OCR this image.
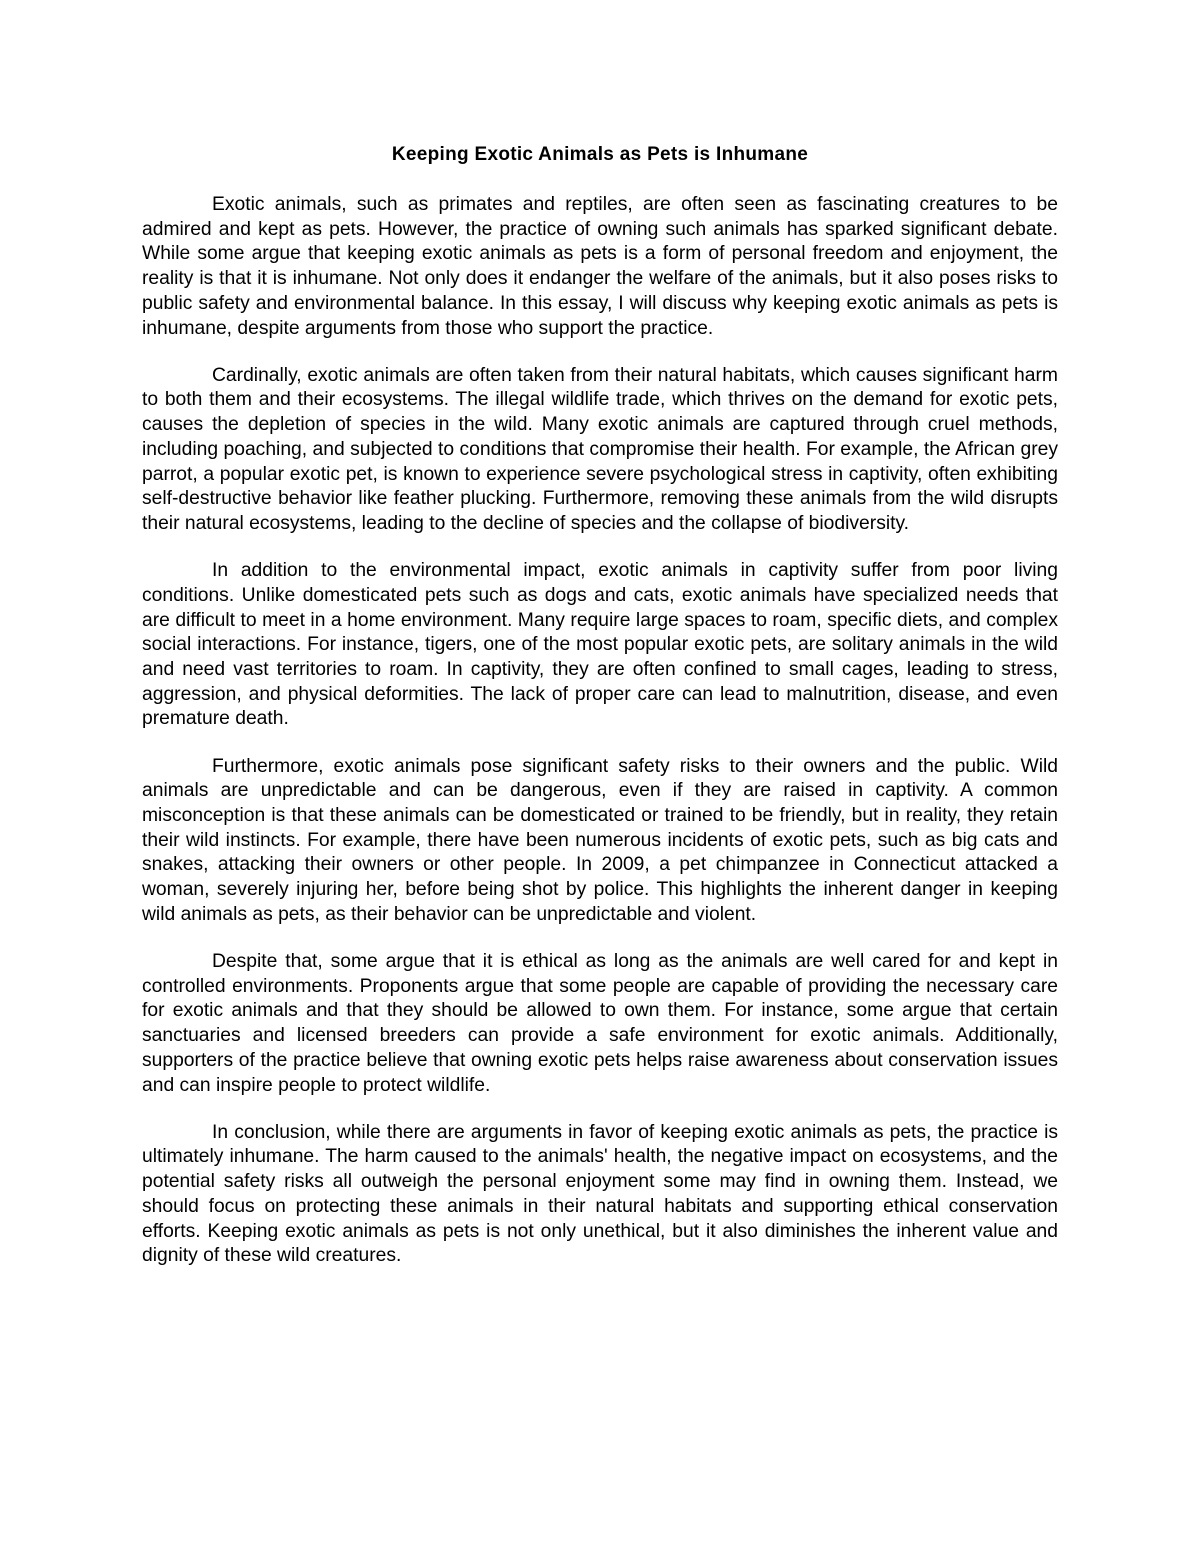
Keeping Exotic Animals as Pets is Inhumane

Exotic animals, such as primates and reptiles, are often seen as fascinating creatures to be admired and kept as pets. However, the practice of owning such animals has sparked significant debate. While some argue that keeping exotic animals as pets is a form of personal freedom and enjoyment, the reality is that it is inhumane. Not only does it endanger the welfare of the animals, but it also poses risks to public safety and environmental balance. In this essay, I will discuss why keeping exotic animals as pets is inhumane, despite arguments from those who support the practice.

Cardinally, exotic animals are often taken from their natural habitats, which causes significant harm to both them and their ecosystems. The illegal wildlife trade, which thrives on the demand for exotic pets, causes the depletion of species in the wild. Many exotic animals are captured through cruel methods, including poaching, and subjected to conditions that compromise their health. For example, the African grey parrot, a popular exotic pet, is known to experience severe psychological stress in captivity, often exhibiting self-destructive behavior like feather plucking. Furthermore, removing these animals from the wild disrupts their natural ecosystems, leading to the decline of species and the collapse of biodiversity.

In addition to the environmental impact, exotic animals in captivity suffer from poor living conditions. Unlike domesticated pets such as dogs and cats, exotic animals have specialized needs that are difficult to meet in a home environment. Many require large spaces to roam, specific diets, and complex social interactions. For instance, tigers, one of the most popular exotic pets, are solitary animals in the wild and need vast territories to roam. In captivity, they are often confined to small cages, leading to stress, aggression, and physical deformities. The lack of proper care can lead to malnutrition, disease, and even premature death.

Furthermore, exotic animals pose significant safety risks to their owners and the public. Wild animals are unpredictable and can be dangerous, even if they are raised in captivity. A common misconception is that these animals can be domesticated or trained to be friendly, but in reality, they retain their wild instincts. For example, there have been numerous incidents of exotic pets, such as big cats and snakes, attacking their owners or other people. In 2009, a pet chimpanzee in Connecticut attacked a woman, severely injuring her, before being shot by police. This highlights the inherent danger in keeping wild animals as pets, as their behavior can be unpredictable and violent.

Despite that, some argue that it is ethical as long as the animals are well cared for and kept in controlled environments. Proponents argue that some people are capable of providing the necessary care for exotic animals and that they should be allowed to own them. For instance, some argue that certain sanctuaries and licensed breeders can provide a safe environment for exotic animals. Additionally, supporters of the practice believe that owning exotic pets helps raise awareness about conservation issues and can inspire people to protect wildlife.

In conclusion, while there are arguments in favor of keeping exotic animals as pets, the practice is ultimately inhumane. The harm caused to the animals' health, the negative impact on ecosystems, and the potential safety risks all outweigh the personal enjoyment some may find in owning them. Instead, we should focus on protecting these animals in their natural habitats and supporting ethical conservation efforts. Keeping exotic animals as pets is not only unethical, but it also diminishes the inherent value and dignity of these wild creatures.
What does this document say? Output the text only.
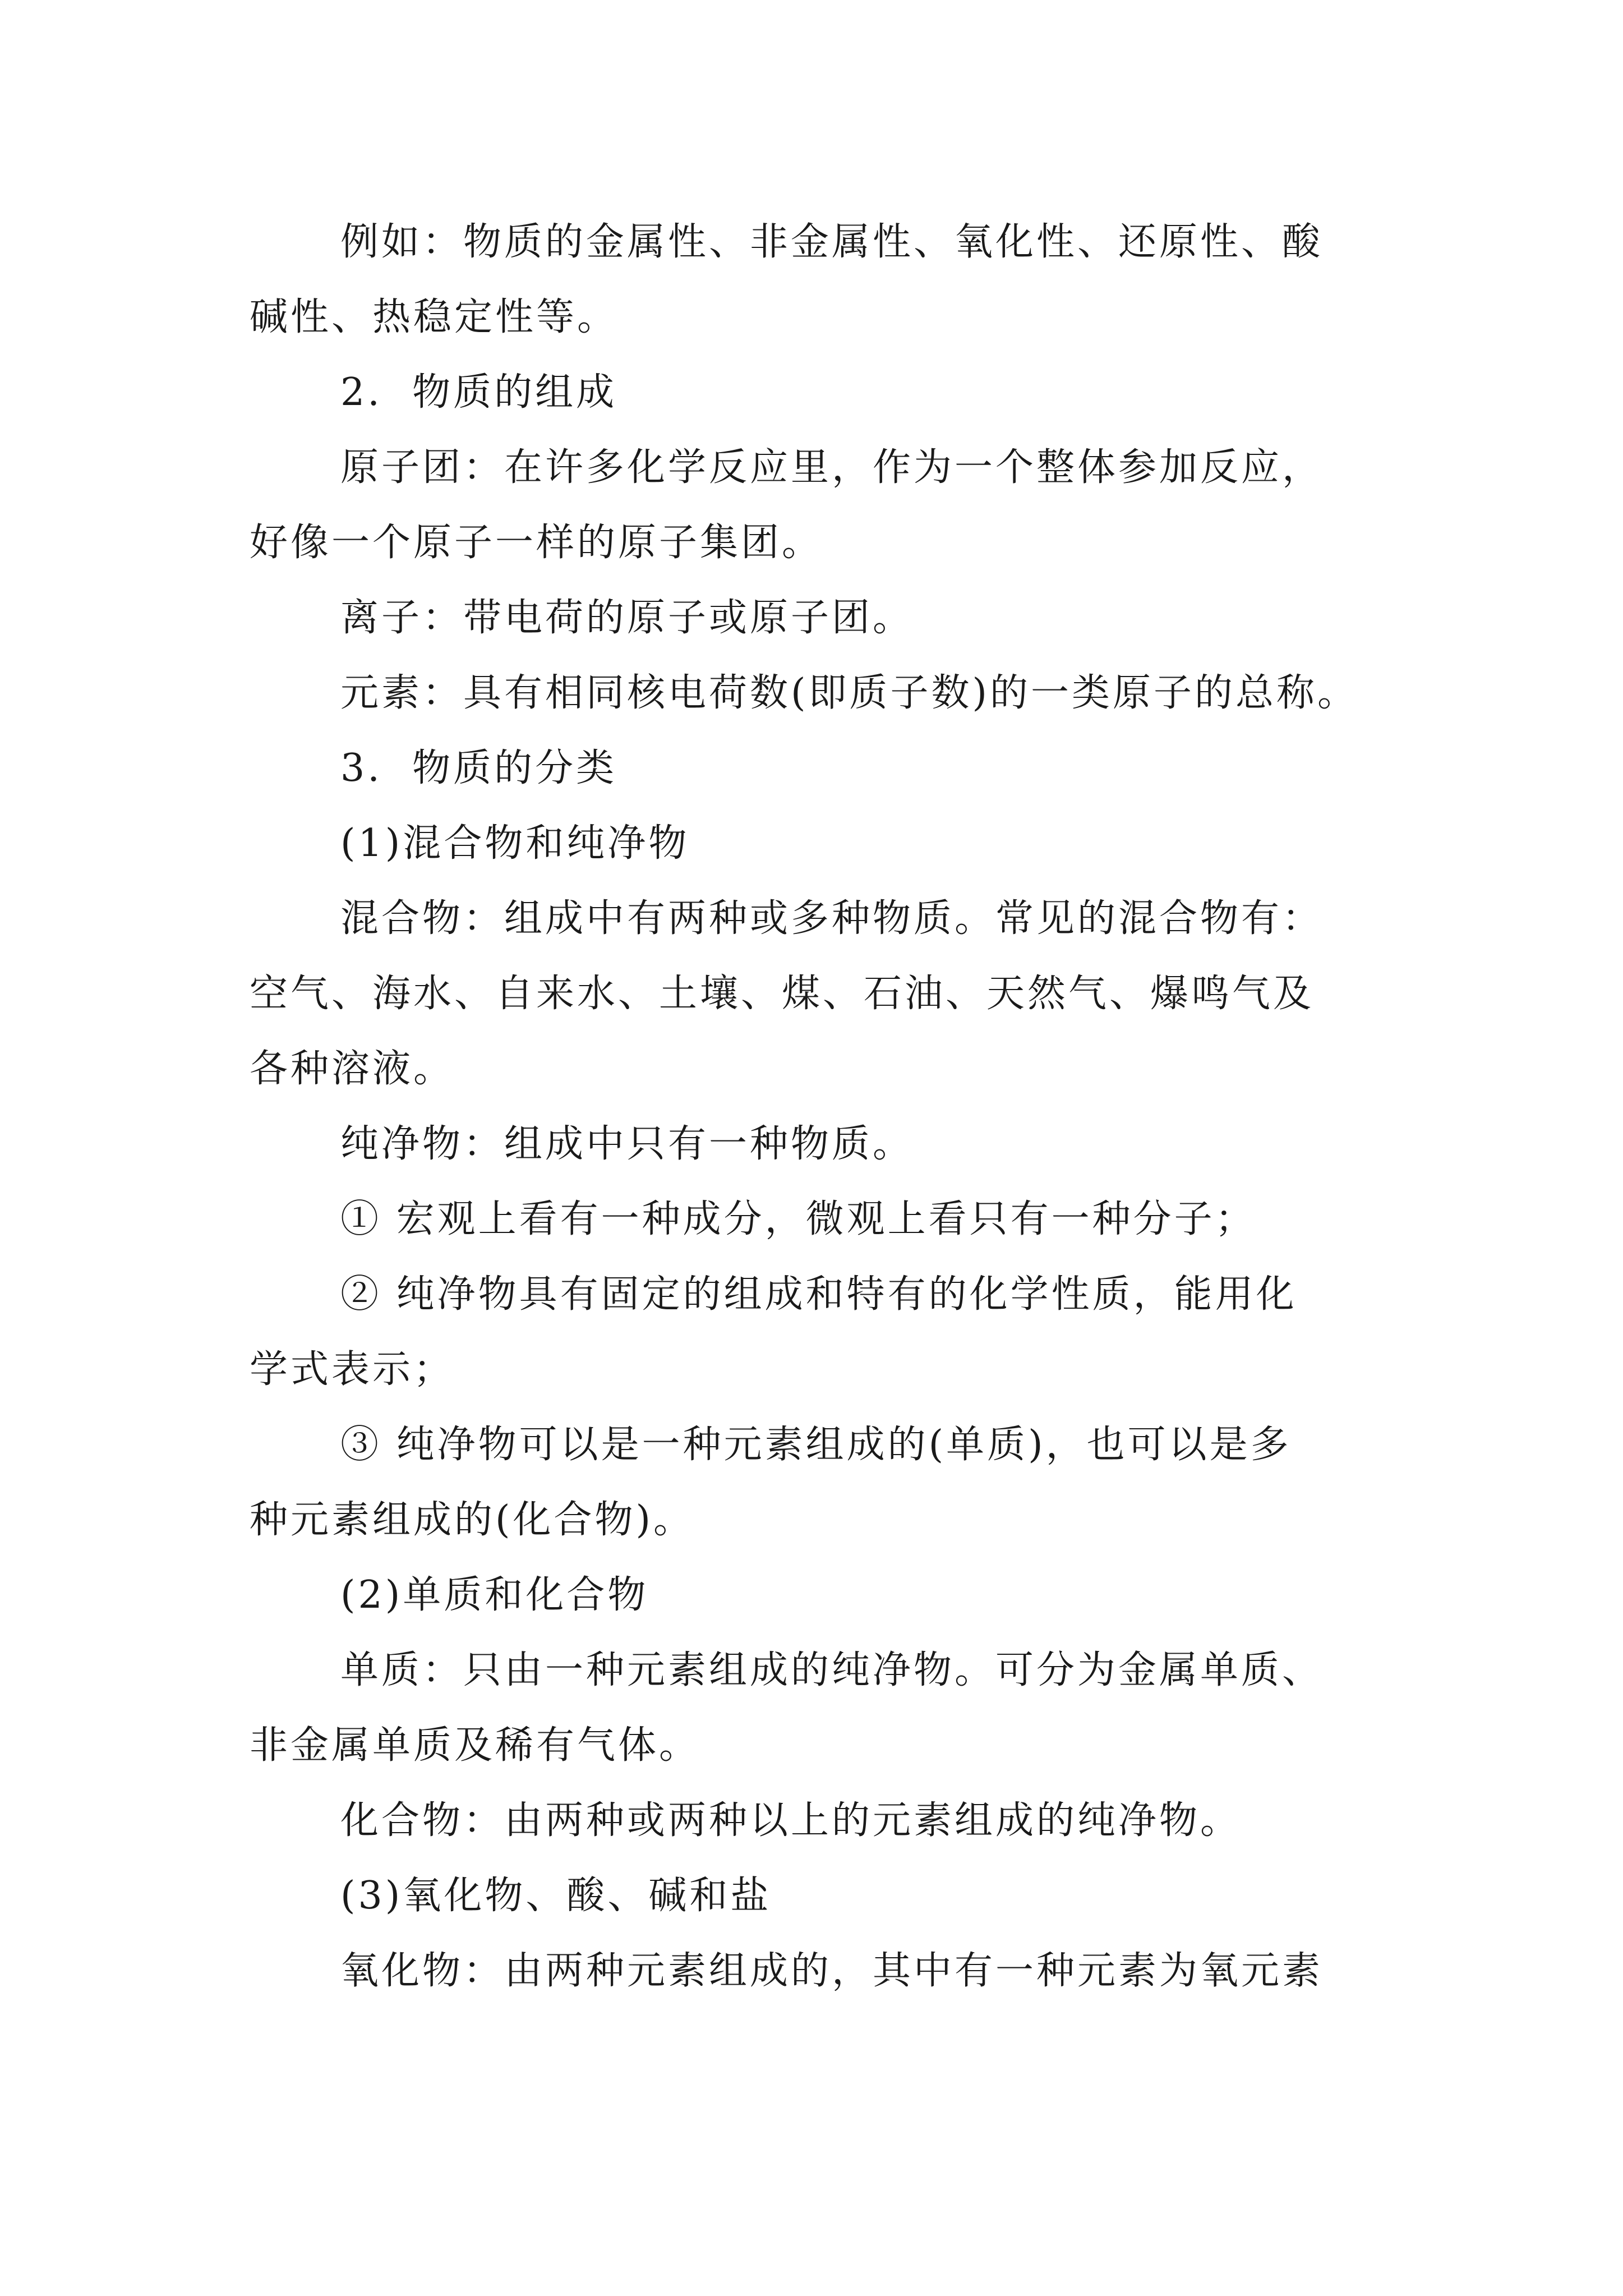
例如：物质的金属性、非金属性、氧化性、还原性、酸

碱性、热稳定性等。

2.  物质的组成

原子团：在许多化学反应里，作为一个整体参加反应，

好像一个原子一样的原子集团。

离子：带电荷的原子或原子团。

元素：具有相同核电荷数(即质子数)的一类原子的总称。

3.  物质的分类

(1)混合物和纯净物

混合物：组成中有两种或多种物质。常见的混合物有：

空气、海水、自来水、土壤、煤、石油、天然气、爆鸣气及

各种溶液。

纯净物：组成中只有一种物质。

① 宏观上看有一种成分，微观上看只有一种分子；

② 纯净物具有固定的组成和特有的化学性质，能用化

学式表示；

③ 纯净物可以是一种元素组成的(单质)，也可以是多

种元素组成的(化合物)。

(2)单质和化合物

单质：只由一种元素组成的纯净物。可分为金属单质、

非金属单质及稀有气体。

化合物：由两种或两种以上的元素组成的纯净物。

(3)氧化物、酸、碱和盐

氧化物：由两种元素组成的，其中有一种元素为氧元素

+-------+

| Exercise goal |
Omit the pictures and reproduce the listing exactly.

| Exercise result |
OCR this image.
Keeping Exotic Animals as Pets is Inhumane

Exotic animals, such as primates and reptiles, are often seen as fascinating creatures to be admired and kept as pets. However, the practice of owning such animals has sparked significant debate. While some argue that keeping exotic animals as pets is a form of personal freedom and enjoyment, the reality is that it is inhumane. Not only does it endanger the welfare of the animals, but it also poses risks to public safety and environmental balance. In this essay, I will discuss why keeping exotic animals as pets is inhumane, despite arguments from those who support the practice.

Cardinally, exotic animals are often taken from their natural habitats, which causes significant harm to both them and their ecosystems. The illegal wildlife trade, which thrives on the demand for exotic pets, causes the depletion of species in the wild. Many exotic animals are captured through cruel methods, including poaching, and subjected to conditions that compromise their health. For example, the African grey parrot, a popular exotic pet, is known to experience severe psychological stress in captivity, often exhibiting self-destructive behavior like feather plucking. Furthermore, removing these animals from the wild disrupts their natural ecosystems, leading to the decline of species and the collapse of biodiversity.

In addition to the environmental impact, exotic animals in captivity suffer from poor living conditions. Unlike domesticated pets such as dogs and cats, exotic animals have specialized needs that are difficult to meet in a home environment. Many require large spaces to roam, specific diets, and complex social interactions. For instance, tigers, one of the most popular exotic pets, are solitary animals in the wild and need vast territories to roam. In captivity, they are often confined to small cages, leading to stress, aggression, and physical deformities. The lack of proper care can lead to malnutrition, disease, and even premature death.

Furthermore, exotic animals pose significant safety risks to their owners and the public. Wild animals are unpredictable and can be dangerous, even if they are raised in captivity. A common misconception is that these animals can be domesticated or trained to be friendly, but in reality, they retain their wild instincts. For example, there have been numerous incidents of exotic pets, such as big cats and snakes, attacking their owners or other people. In 2009, a pet chimpanzee in Connecticut attacked a woman, severely injuring her, before being shot by police. This highlights the inherent danger in keeping wild animals as pets, as their behavior can be unpredictable and violent.

Despite that, some argue that it is ethical as long as the animals are well cared for and kept in controlled environments. Proponents argue that some people are capable of providing the necessary care for exotic animals and that they should be allowed to own them. For instance, some argue that certain sanctuaries and licensed breeders can provide a safe environment for exotic animals. Additionally, supporters of the practice believe that owning exotic pets helps raise awareness about conservation issues and can inspire people to protect wildlife.

In conclusion, while there are arguments in favor of keeping exotic animals as pets, the practice is ultimately inhumane. The harm caused to the animals' health, the negative impact on ecosystems, and the potential safety risks all outweigh the personal enjoyment some may find in owning them. Instead, we should focus on protecting these animals in their natural habitats and supporting ethical conservation efforts. Keeping exotic animals as pets is not only unethical, but it also diminishes the inherent value and dignity of these wild creatures.
What does this document say? Output the text only.
例如：物质的金属性、非金属性、氧化性、还原性、酸

碱性、热稳定性等。

2.  物质的组成

原子团：在许多化学反应里，作为一个整体参加反应，

好像一个原子一样的原子集团。

离子：带电荷的原子或原子团。

元素：具有相同核电荷数(即质子数)的一类原子的总称。

3.  物质的分类

(1)混合物和纯净物

混合物：组成中有两种或多种物质。常见的混合物有：

空气、海水、自来水、土壤、煤、石油、天然气、爆鸣气及

各种溶液。

纯净物：组成中只有一种物质。

① 宏观上看有一种成分，微观上看只有一种分子；

② 纯净物具有固定的组成和特有的化学性质，能用化

学式表示；

③ 纯净物可以是一种元素组成的(单质)，也可以是多

种元素组成的(化合物)。

(2)单质和化合物

单质：只由一种元素组成的纯净物。可分为金属单质、

非金属单质及稀有气体。

化合物：由两种或两种以上的元素组成的纯净物。

(3)氧化物、酸、碱和盐

氧化物：由两种元素组成的，其中有一种元素为氧元素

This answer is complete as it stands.